▽
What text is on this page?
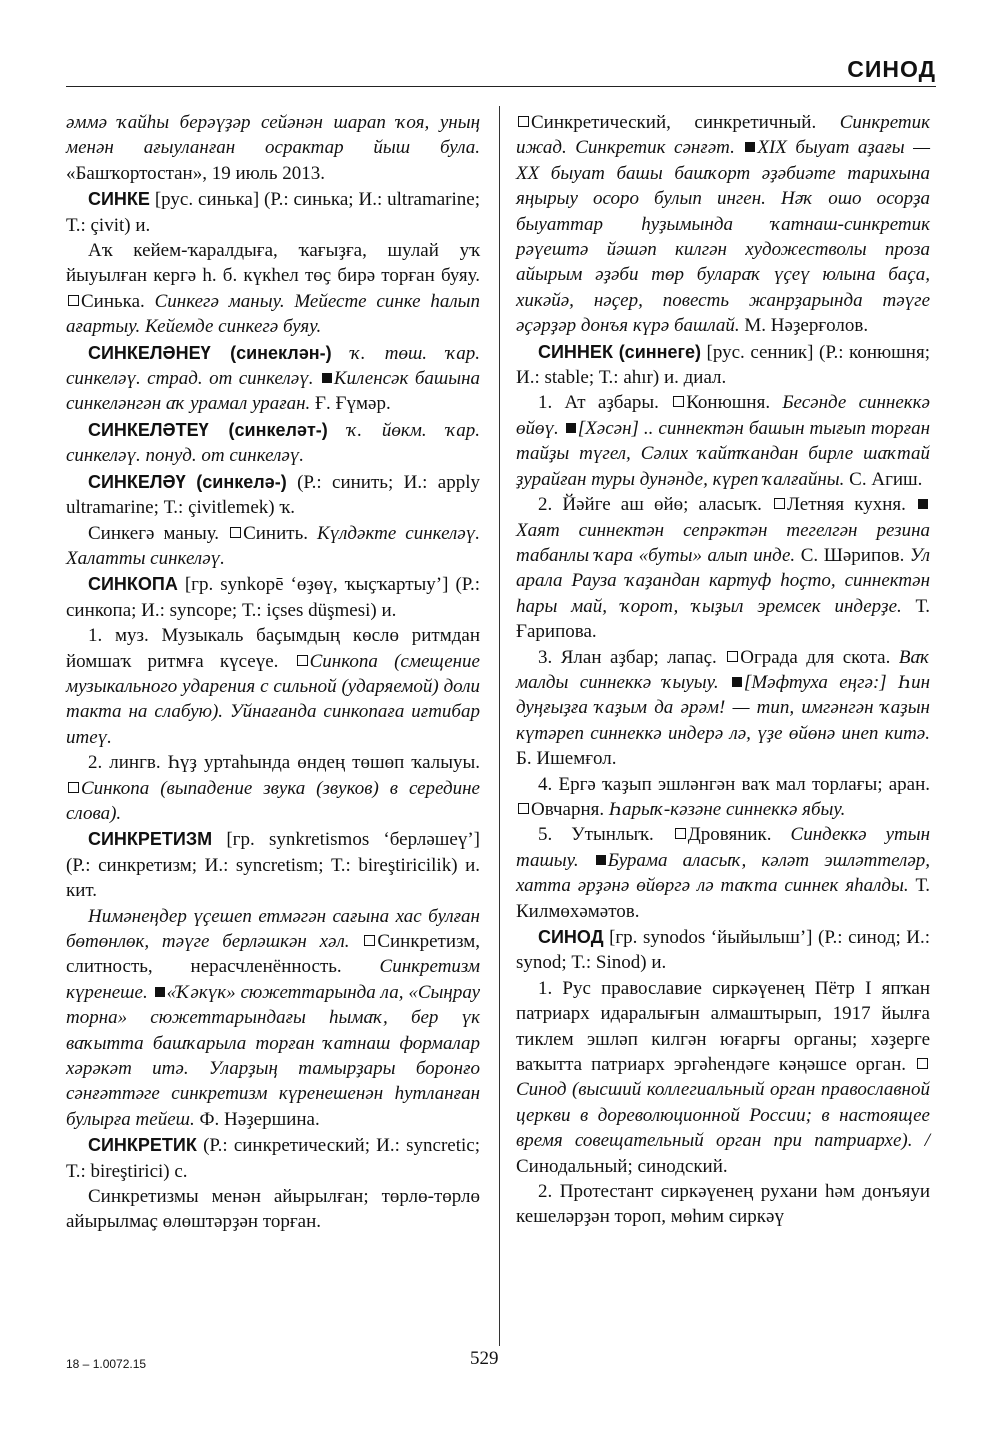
СИНОД

әммә ҡайһы берәүҙәр сейәнән шарап ҡоя, уның менән ағыуланған осрактар йыш була. «Башҡортостан», 19 июль 2013.

СИНКЕ [рус. синька] (Р.: синька; И.: ultramarine; Т.: çivit) и.

Аҡ кейем-ҡаралдыға, ҡағыҙға, шулай уҡ йыуылған кергә һ. б. күкһел төҫ бирә торған буяу. Синька. Синкегә маныу. Мейесте синке һалып ағартыу. Кейемде синкегә буяу.

СИНКЕЛӘНЕҮ (синеклән-) ҡ. төш. ҡар. синкеләү. страд. от синкеләү. Киленсәк башына синкеләнгән аҡ урамал ураған. Ғ. Ғүмәр.

СИНКЕЛӘТЕҮ (синкеләт-) ҡ. йөкм. ҡар. синкеләү. понуд. от синкеләү.

СИНКЕЛӘҮ (синкелә-) (Р.: синить; И.: apply ultramarine; Т.: çivitlemek) ҡ.

Синкегә маныу. Синить. Күлдәкте синкеләү. Халатты синкеләү.

СИНКОПА [гр. synkopē ‘өҙөү, ҡыҫҡартыу’] (Р.: синкопа; И.: syncope; Т.: içses düşmesi) и.

1. муз. Музыкаль баҫымдың көслө ритмдан йомшаҡ ритмға күсеүе. Синкопа (смещение музыкального ударения с сильной (ударяемой) доли такта на слабую). Уйнағанда синкопаға иғтибар итеү.

2. лингв. Һүҙ уртаһында өндең төшөп ҡалыуы. Синкопа (выпадение звука (звуков) в середине слова).

СИНКРЕТИЗМ [гр. synkretismos ‘берләшеү’] (Р.: синкретизм; И.: syncretism; Т.: bireştiricilik) и. кит.

Нимәнеңдер үҫешеп етмәгән сағына хас булған бөтөнлөк, тәүге берләшкән хәл. Синкретизм, слитность, нерасчленённость. Синкретизм күренеше. «Ҡәкүк» сюжеттарында ла, «Сыңрау торна» сюжеттарындағы һымаҡ, бер үк ваҡытта башҡарыла торған ҡатнаш формалар хәрәкәт итә. Уларҙың тамырҙары боронғо сәнғәттәге синкретизм күренешенән һутланған булырға тейеш. Ф. Нәҙершина.

СИНКРЕТИК (Р.: синкретический; И.: syncretic; Т.: bireştirici) с.

Синкретизмы менән айырылған; төрлө-төрлө айырылмаҫ өлөштәрҙән торған.

Синкретический, синкретичный. Синкретик ижад. Синкретик сәнғәт. XIX быуат аҙағы — XX быуат башы башҡорт әҙәбиәте тарихына яңырыу осоро булып инген. Нәҡ ошо осорҙа быуаттар һуҙымында ҡатнаш-синкретик рәүештә йәшәп килгән художестволы проза айырым әҙәби төр булараҡ үҫеү юлына баҫа, хикәйә, нәҫер, повесть жанрҙарында тәүге әҫәрҙәр донъя күрә башлай. М. Нәҙерғолов.

СИННЕК (синнеге) [рус. сенник] (Р.: конюшня; И.: stable; Т.: ahır) и. диал.

1. Ат аҙбары. Конюшня. Бесәнде синнеккә өйөү. [Хәсән] .. синнектән башын тығып торған тайҙы түгел, Сәлих ҡайтҡандан бирле шаҡтай ҙурайған туры дунәнде, күреп ҡалғайны. С. Агиш.

2. Йәйге аш өйө; аласыҡ. Летняя кухня. Хаят синнектән сепрәктән тегелгән резина табанлы ҡара «буты» алып инде. С. Шәрипов. Ул арала Рауза ҡаҙандан картуф һоҫто, синнектән һары май, ҡорот, ҡыҙыл эремсек индерҙе. Т. Ғарипова.

3. Ялан аҙбар; лапаҫ. Ограда для скота. Ваҡ малды синнеккә ҡыуыу. [Мәфтуха еңгә:] Һин дуңғыҙға ҡаҙым да әрәм! — тип, имгәнгән ҡаҙын күтәреп синнеккә индерә лә, үҙе өйөнә инеп китә. Б. Ишемғол.

4. Ергә ҡаҙып эшләнгән ваҡ мал торлағы; аран. Овчарня. Һарыҡ-кәзәне синнеккә ябыу.

5. Утынлыҡ. Дровяник. Синдеккә утын ташыу. Бурама аласыҡ, кәләт эшләттеләр, хатта әрҙәнә өйөргә лә таҡта синнек яһалды. Т. Килмөхәмәтов.

СИНОД [гр. synodos ‘йыйылыш’] (Р.: синод; И.: synod; Т.: Sinod) и.

1. Рус православие сиркәүенең Пётр I япҡан патриарх идаралығын алмаштырып, 1917 йылға тиклем эшләп килгән юғарғы органы; хәҙерге ваҡытта патриарх эргәһендәге кәңәшсе орган. Синод (высший коллегиальный орган православной церкви в дореволюционной России; в настоящее время совещательный орган при патриархе). / Синодальный; синодский.

2. Протестант сиркәүенең рухани һәм донъяуи кешеләрҙән тороп, мөһим сиркәү

18 – 1.0072.15	529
△
INSTRUCTIONS TO FOLLOW: Repeat the listing above exactly, with no pictures.

COMPLETE OUTPUT:
What text is on this page?
СИНОД

әммә ҡайһы берәүҙәр сейәнән шарап ҡоя, уның менән ағыуланған осрактар йыш була. «Башҡортостан», 19 июль 2013.

СИНКЕ [рус. синька] (Р.: синька; И.: ultramarine; Т.: çivit) и.

Аҡ кейем-ҡаралдыға, ҡағыҙға, шулай уҡ йыуылған кергә һ. б. күкһел төҫ бирә торған буяу. Синька. Синкегә маныу. Мейесте синке һалып ағартыу. Кейемде синкегә буяу.

СИНКЕЛӘНЕҮ (синеклән-) ҡ. төш. ҡар. синкеләү. страд. от синкеләү. Киленсәк башына синкеләнгән аҡ урамал ураған. Ғ. Ғүмәр.

СИНКЕЛӘТЕҮ (синкеләт-) ҡ. йөкм. ҡар. синкеләү. понуд. от синкеләү.

СИНКЕЛӘҮ (синкелә-) (Р.: синить; И.: apply ultramarine; Т.: çivitlemek) ҡ.

Синкегә маныу. Синить. Күлдәкте синкеләү. Халатты синкеләү.

СИНКОПА [гр. synkopē ‘өҙөү, ҡыҫҡартыу’] (Р.: синкопа; И.: syncope; Т.: içses düşmesi) и.

1. муз. Музыкаль баҫымдың көслө ритмдан йомшаҡ ритмға күсеүе. Синкопа (смещение музыкального ударения с сильной (ударяемой) доли такта на слабую). Уйнағанда синкопаға иғтибар итеү.

2. лингв. Һүҙ уртаһында өндең төшөп ҡалыуы. Синкопа (выпадение звука (звуков) в середине слова).

СИНКРЕТИЗМ [гр. synkretismos ‘берләшеү’] (Р.: синкретизм; И.: syncretism; Т.: bireştiricilik) и. кит.

Нимәнеңдер үҫешеп етмәгән сағына хас булған бөтөнлөк, тәүге берләшкән хәл. Синкретизм, слитность, нерасчленённость. Синкретизм күренеше. «Ҡәкүк» сюжеттарында ла, «Сыңрау торна» сюжеттарындағы һымаҡ, бер үк ваҡытта башҡарыла торған ҡатнаш формалар хәрәкәт итә. Уларҙың тамырҙары боронғо сәнғәттәге синкретизм күренешенән һутланған булырға тейеш. Ф. Нәҙершина.

СИНКРЕТИК (Р.: синкретический; И.: syncretic; Т.: bireştirici) с.

Синкретизмы менән айырылған; төрлө-төрлө айырылмаҫ өлөштәрҙән торған.

Синкретический, синкретичный. Синкретик ижад. Синкретик сәнғәт. XIX быуат аҙағы — XX быуат башы башҡорт әҙәбиәте тарихына яңырыу осоро булып инген. Нәҡ ошо осорҙа быуаттар һуҙымында ҡатнаш-синкретик рәүештә йәшәп килгән художестволы проза айырым әҙәби төр булараҡ үҫеү юлына баҫа, хикәйә, нәҫер, повесть жанрҙарында тәүге әҫәрҙәр донъя күрә башлай. М. Нәҙерғолов.

СИННЕК (синнеге) [рус. сенник] (Р.: конюшня; И.: stable; Т.: ahır) и. диал.

1. Ат аҙбары. Конюшня. Бесәнде синнеккә өйөү. [Хәсән] .. синнектән башын тығып торған тайҙы түгел, Сәлих ҡайтҡандан бирле шаҡтай ҙурайған туры дунәнде, күреп ҡалғайны. С. Агиш.

2. Йәйге аш өйө; аласыҡ. Летняя кухня. Хаят синнектән сепрәктән тегелгән резина табанлы ҡара «буты» алып инде. С. Шәрипов. Ул арала Рауза ҡаҙандан картуф һоҫто, синнектән һары май, ҡорот, ҡыҙыл эремсек индерҙе. Т. Ғарипова.

3. Ялан аҙбар; лапаҫ. Ограда для скота. Ваҡ малды синнеккә ҡыуыу. [Мәфтуха еңгә:] Һин дуңғыҙға ҡаҙым да әрәм! — тип, имгәнгән ҡаҙын күтәреп синнеккә индерә лә, үҙе өйөнә инеп китә. Б. Ишемғол.

4. Ергә ҡаҙып эшләнгән ваҡ мал торлағы; аран. Овчарня. Һарыҡ-кәзәне синнеккә ябыу.

5. Утынлыҡ. Дровяник. Синдеккә утын ташыу. Бурама аласыҡ, кәләт эшләттеләр, хатта әрҙәнә өйөргә лә таҡта синнек яһалды. Т. Килмөхәмәтов.

СИНОД [гр. synodos ‘йыйылыш’] (Р.: синод; И.: synod; Т.: Sinod) и.

1. Рус православие сиркәүенең Пётр I япҡан патриарх идаралығын алмаштырып, 1917 йылға тиклем эшләп килгән юғарғы органы; хәҙерге ваҡытта патриарх эргәһендәге кәңәшсе орган. Синод (высший коллегиальный орган православной церкви в дореволюционной России; в настоящее время совещательный орган при патриархе). / Синодальный; синодский.

2. Протестант сиркәүенең рухани һәм донъяуи кешеләрҙән тороп, мөһим сиркәү

18 – 1.0072.15	529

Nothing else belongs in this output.